◆ **HOW TO COMPLETE THIS TASK**:
Extract the lines that carry the string "color" from the listing.

------------------------------------------------

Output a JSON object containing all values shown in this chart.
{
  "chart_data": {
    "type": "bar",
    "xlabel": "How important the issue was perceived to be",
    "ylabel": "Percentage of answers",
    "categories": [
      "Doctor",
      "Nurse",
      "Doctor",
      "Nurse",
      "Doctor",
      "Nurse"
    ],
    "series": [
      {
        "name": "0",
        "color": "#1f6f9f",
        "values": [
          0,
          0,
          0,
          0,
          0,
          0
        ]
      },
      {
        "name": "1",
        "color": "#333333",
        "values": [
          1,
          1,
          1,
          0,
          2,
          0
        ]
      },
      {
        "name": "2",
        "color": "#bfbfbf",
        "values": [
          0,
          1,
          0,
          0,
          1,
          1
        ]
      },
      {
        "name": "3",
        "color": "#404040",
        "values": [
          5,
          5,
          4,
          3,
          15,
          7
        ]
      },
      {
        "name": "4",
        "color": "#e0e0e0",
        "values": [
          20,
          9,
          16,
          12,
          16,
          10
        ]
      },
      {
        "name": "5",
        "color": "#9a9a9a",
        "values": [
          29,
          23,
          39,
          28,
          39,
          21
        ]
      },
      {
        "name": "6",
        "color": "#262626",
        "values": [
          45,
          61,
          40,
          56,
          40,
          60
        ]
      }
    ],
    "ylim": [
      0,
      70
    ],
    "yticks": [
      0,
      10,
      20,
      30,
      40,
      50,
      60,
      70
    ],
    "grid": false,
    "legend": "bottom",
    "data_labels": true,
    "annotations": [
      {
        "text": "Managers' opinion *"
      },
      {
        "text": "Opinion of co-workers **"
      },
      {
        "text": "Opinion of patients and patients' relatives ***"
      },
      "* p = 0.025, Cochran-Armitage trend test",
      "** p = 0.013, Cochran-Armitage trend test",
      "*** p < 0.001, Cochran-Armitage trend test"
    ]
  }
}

------------------------------------------------

◆ **SOLUTION**:
        "color": "#1f6f9f",
        "color": "#333333",
        "color": "#bfbfbf",
        "color": "#404040",
        "color": "#e0e0e0",
        "color": "#9a9a9a",
        "color": "#262626",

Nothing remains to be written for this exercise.